-- Start SUPPLIED DATA --

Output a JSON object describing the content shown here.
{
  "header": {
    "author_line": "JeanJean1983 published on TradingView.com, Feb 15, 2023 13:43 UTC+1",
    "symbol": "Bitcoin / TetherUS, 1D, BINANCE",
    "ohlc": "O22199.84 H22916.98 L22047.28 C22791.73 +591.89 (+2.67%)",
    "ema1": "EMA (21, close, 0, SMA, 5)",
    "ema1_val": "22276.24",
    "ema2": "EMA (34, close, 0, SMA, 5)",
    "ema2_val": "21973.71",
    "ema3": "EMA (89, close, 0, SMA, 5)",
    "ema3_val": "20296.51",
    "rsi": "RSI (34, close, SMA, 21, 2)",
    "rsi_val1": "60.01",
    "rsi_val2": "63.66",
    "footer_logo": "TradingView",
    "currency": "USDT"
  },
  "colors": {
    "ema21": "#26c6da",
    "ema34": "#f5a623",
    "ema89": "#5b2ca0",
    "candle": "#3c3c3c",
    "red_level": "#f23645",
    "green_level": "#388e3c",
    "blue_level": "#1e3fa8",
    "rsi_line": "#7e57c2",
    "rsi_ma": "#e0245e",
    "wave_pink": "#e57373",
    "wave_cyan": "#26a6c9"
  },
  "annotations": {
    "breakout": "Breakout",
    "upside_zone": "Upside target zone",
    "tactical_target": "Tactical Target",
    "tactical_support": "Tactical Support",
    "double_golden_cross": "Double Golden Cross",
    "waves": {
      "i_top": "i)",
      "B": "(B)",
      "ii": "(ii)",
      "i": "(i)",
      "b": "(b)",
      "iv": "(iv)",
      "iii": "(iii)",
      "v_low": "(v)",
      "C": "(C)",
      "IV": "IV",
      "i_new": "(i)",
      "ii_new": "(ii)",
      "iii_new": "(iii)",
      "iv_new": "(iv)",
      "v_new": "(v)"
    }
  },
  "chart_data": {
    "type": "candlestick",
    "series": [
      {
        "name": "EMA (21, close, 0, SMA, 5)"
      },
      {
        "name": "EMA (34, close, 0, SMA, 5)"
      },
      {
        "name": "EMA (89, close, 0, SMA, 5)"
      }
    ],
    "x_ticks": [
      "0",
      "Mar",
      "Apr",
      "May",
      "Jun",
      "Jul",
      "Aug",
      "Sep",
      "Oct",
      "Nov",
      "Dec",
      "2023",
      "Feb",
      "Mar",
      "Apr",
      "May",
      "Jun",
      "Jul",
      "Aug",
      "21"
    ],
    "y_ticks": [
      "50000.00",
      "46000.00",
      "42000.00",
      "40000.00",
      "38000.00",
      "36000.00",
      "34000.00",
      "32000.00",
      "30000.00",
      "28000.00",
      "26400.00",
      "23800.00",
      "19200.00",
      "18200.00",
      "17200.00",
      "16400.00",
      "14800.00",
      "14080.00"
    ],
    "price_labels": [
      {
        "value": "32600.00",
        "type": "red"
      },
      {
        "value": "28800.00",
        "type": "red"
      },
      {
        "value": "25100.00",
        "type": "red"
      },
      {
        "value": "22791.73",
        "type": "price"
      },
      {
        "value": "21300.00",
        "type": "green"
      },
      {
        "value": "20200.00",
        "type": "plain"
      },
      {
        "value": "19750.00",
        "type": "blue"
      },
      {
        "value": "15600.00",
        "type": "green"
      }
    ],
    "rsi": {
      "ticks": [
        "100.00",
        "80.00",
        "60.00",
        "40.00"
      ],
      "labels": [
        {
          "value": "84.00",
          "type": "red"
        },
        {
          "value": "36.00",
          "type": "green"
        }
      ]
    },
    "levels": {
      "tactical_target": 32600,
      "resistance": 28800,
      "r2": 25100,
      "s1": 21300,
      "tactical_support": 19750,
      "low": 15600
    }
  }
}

-- End SUPPLIED DATA --

• [GIVEN PROBLEM]: How many lines in the listing above contain the string "TradingView"? Answer with the number only.

• [RESPONSE TO THE EXERCISE]: 2